Challenge ▸
Would you write out the entries below, every one of them, exactly?

Excerpt from a dataset
• • • • • • •

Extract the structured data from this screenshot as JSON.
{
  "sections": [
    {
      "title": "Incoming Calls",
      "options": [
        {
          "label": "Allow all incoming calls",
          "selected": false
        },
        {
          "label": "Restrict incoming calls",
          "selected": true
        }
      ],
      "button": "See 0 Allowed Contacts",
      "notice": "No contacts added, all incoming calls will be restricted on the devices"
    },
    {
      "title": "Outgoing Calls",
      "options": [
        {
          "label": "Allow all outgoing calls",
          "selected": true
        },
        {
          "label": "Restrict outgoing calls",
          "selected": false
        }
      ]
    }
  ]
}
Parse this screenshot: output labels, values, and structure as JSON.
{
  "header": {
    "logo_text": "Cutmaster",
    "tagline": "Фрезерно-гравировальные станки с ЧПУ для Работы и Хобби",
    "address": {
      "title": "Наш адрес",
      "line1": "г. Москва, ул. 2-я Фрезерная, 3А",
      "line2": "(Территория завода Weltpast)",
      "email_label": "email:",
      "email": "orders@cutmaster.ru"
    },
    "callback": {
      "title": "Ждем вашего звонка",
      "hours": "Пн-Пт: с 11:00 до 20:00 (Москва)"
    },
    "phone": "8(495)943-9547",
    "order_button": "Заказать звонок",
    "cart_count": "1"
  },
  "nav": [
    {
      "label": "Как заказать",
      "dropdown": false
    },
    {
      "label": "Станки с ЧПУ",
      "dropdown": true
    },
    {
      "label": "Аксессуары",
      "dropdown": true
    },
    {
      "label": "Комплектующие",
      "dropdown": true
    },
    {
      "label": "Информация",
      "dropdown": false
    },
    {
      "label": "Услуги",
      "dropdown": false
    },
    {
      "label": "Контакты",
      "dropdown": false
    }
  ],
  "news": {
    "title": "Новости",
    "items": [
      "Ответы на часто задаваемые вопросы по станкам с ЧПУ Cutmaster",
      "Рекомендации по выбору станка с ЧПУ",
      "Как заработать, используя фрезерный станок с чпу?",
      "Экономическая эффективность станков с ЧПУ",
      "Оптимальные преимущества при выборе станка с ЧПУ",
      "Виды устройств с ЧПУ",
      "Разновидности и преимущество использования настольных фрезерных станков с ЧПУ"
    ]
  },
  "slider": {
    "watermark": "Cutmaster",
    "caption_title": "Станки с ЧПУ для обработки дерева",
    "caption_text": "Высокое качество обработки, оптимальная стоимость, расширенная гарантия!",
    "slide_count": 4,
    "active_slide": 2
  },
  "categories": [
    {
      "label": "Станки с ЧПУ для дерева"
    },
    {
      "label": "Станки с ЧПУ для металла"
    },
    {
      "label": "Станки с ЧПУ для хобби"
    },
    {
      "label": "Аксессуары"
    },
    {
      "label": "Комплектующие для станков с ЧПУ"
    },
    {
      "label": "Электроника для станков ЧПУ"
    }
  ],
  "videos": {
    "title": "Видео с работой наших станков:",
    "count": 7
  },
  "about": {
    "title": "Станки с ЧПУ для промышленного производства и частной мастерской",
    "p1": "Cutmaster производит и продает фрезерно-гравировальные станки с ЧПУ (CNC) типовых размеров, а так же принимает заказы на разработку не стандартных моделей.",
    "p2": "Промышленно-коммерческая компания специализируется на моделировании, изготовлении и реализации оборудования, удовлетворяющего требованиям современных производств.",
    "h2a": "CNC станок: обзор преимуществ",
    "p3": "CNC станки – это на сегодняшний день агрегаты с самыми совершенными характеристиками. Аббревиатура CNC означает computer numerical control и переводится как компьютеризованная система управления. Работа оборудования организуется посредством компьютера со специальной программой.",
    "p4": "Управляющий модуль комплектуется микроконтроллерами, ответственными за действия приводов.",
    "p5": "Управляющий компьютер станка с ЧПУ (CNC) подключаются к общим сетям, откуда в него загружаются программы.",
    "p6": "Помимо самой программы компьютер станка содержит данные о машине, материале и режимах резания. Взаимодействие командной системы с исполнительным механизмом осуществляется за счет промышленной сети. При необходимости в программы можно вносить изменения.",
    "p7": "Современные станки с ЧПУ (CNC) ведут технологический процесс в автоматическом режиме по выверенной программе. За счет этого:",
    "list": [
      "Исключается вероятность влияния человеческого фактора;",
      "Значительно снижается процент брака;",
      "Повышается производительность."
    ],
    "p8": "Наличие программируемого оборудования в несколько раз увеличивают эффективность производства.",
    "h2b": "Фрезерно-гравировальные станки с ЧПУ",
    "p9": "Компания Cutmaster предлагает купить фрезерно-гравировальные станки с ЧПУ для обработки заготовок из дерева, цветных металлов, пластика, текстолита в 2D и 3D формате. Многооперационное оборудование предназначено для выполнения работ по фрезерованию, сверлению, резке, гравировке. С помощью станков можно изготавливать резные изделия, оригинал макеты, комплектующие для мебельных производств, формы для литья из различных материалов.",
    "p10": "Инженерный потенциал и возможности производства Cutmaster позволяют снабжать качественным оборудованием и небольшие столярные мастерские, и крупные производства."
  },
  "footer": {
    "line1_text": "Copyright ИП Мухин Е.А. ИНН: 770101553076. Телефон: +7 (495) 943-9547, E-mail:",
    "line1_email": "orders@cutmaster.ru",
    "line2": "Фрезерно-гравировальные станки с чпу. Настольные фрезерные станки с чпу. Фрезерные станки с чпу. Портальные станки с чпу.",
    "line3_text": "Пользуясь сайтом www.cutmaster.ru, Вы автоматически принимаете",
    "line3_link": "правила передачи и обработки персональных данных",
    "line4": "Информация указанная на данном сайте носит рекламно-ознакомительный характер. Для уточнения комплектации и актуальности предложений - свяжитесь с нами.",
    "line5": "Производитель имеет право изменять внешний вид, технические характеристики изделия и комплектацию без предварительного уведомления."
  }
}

• • • • • • •

Answer for this exercise ▸
Extract the structured data from this screenshot as JSON.
{
  "sections": [
    {
      "title": "Incoming Calls",
      "options": [
        {
          "label": "Allow all incoming calls",
          "selected": false
        },
        {
          "label": "Restrict incoming calls",
          "selected": true
        }
      ],
      "button": "See 0 Allowed Contacts",
      "notice": "No contacts added, all incoming calls will be restricted on the devices"
    },
    {
      "title": "Outgoing Calls",
      "options": [
        {
          "label": "Allow all outgoing calls",
          "selected": true
        },
        {
          "label": "Restrict outgoing calls",
          "selected": false
        }
      ]
    }
  ]
}
Parse this screenshot: output labels, values, and structure as JSON.
{
  "header": {
    "logo_text": "Cutmaster",
    "tagline": "Фрезерно-гравировальные станки с ЧПУ для Работы и Хобби",
    "address": {
      "title": "Наш адрес",
      "line1": "г. Москва, ул. 2-я Фрезерная, 3А",
      "line2": "(Территория завода Weltpast)",
      "email_label": "email:",
      "email": "orders@cutmaster.ru"
    },
    "callback": {
      "title": "Ждем вашего звонка",
      "hours": "Пн-Пт: с 11:00 до 20:00 (Москва)"
    },
    "phone": "8(495)943-9547",
    "order_button": "Заказать звонок",
    "cart_count": "1"
  },
  "nav": [
    {
      "label": "Как заказать",
      "dropdown": false
    },
    {
      "label": "Станки с ЧПУ",
      "dropdown": true
    },
    {
      "label": "Аксессуары",
      "dropdown": true
    },
    {
      "label": "Комплектующие",
      "dropdown": true
    },
    {
      "label": "Информация",
      "dropdown": false
    },
    {
      "label": "Услуги",
      "dropdown": false
    },
    {
      "label": "Контакты",
      "dropdown": false
    }
  ],
  "news": {
    "title": "Новости",
    "items": [
      "Ответы на часто задаваемые вопросы по станкам с ЧПУ Cutmaster",
      "Рекомендации по выбору станка с ЧПУ",
      "Как заработать, используя фрезерный станок с чпу?",
      "Экономическая эффективность станков с ЧПУ",
      "Оптимальные преимущества при выборе станка с ЧПУ",
      "Виды устройств с ЧПУ",
      "Разновидности и преимущество использования настольных фрезерных станков с ЧПУ"
    ]
  },
  "slider": {
    "watermark": "Cutmaster",
    "caption_title": "Станки с ЧПУ для обработки дерева",
    "caption_text": "Высокое качество обработки, оптимальная стоимость, расширенная гарантия!",
    "slide_count": 4,
    "active_slide": 2
  },
  "categories": [
    {
      "label": "Станки с ЧПУ для дерева"
    },
    {
      "label": "Станки с ЧПУ для металла"
    },
    {
      "label": "Станки с ЧПУ для хобби"
    },
    {
      "label": "Аксессуары"
    },
    {
      "label": "Комплектующие для станков с ЧПУ"
    },
    {
      "label": "Электроника для станков ЧПУ"
    }
  ],
  "videos": {
    "title": "Видео с работой наших станков:",
    "count": 7
  },
  "about": {
    "title": "Станки с ЧПУ для промышленного производства и частной мастерской",
    "p1": "Cutmaster производит и продает фрезерно-гравировальные станки с ЧПУ (CNC) типовых размеров, а так же принимает заказы на разработку не стандартных моделей.",
    "p2": "Промышленно-коммерческая компания специализируется на моделировании, изготовлении и реализации оборудования, удовлетворяющего требованиям современных производств.",
    "h2a": "CNC станок: обзор преимуществ",
    "p3": "CNC станки – это на сегодняшний день агрегаты с самыми совершенными характеристиками. Аббревиатура CNC означает computer numerical control и переводится как компьютеризованная система управления. Работа оборудования организуется посредством компьютера со специальной программой.",
    "p4": "Управляющий модуль комплектуется микроконтроллерами, ответственными за действия приводов.",
    "p5": "Управляющий компьютер станка с ЧПУ (CNC) подключаются к общим сетям, откуда в него загружаются программы.",
    "p6": "Помимо самой программы компьютер станка содержит данные о машине, материале и режимах резания. Взаимодействие командной системы с исполнительным механизмом осуществляется за счет промышленной сети. При необходимости в программы можно вносить изменения.",
    "p7": "Современные станки с ЧПУ (CNC) ведут технологический процесс в автоматическом режиме по выверенной программе. За счет этого:",
    "list": [
      "Исключается вероятность влияния человеческого фактора;",
      "Значительно снижается процент брака;",
      "Повышается производительность."
    ],
    "p8": "Наличие программируемого оборудования в несколько раз увеличивают эффективность производства.",
    "h2b": "Фрезерно-гравировальные станки с ЧПУ",
    "p9": "Компания Cutmaster предлагает купить фрезерно-гравировальные станки с ЧПУ для обработки заготовок из дерева, цветных металлов, пластика, текстолита в 2D и 3D формате. Многооперационное оборудование предназначено для выполнения работ по фрезерованию, сверлению, резке, гравировке. С помощью станков можно изготавливать резные изделия, оригинал макеты, комплектующие для мебельных производств, формы для литья из различных материалов.",
    "p10": "Инженерный потенциал и возможности производства Cutmaster позволяют снабжать качественным оборудованием и небольшие столярные мастерские, и крупные производства."
  },
  "footer": {
    "line1_text": "Copyright ИП Мухин Е.А. ИНН: 770101553076. Телефон: +7 (495) 943-9547, E-mail:",
    "line1_email": "orders@cutmaster.ru",
    "line2": "Фрезерно-гравировальные станки с чпу. Настольные фрезерные станки с чпу. Фрезерные станки с чпу. Портальные станки с чпу.",
    "line3_text": "Пользуясь сайтом www.cutmaster.ru, Вы автоматически принимаете",
    "line3_link": "правила передачи и обработки персональных данных",
    "line4": "Информация указанная на данном сайте носит рекламно-ознакомительный характер. Для уточнения комплектации и актуальности предложений - свяжитесь с нами.",
    "line5": "Производитель имеет право изменять внешний вид, технические характеристики изделия и комплектацию без предварительного уведомления."
  }
}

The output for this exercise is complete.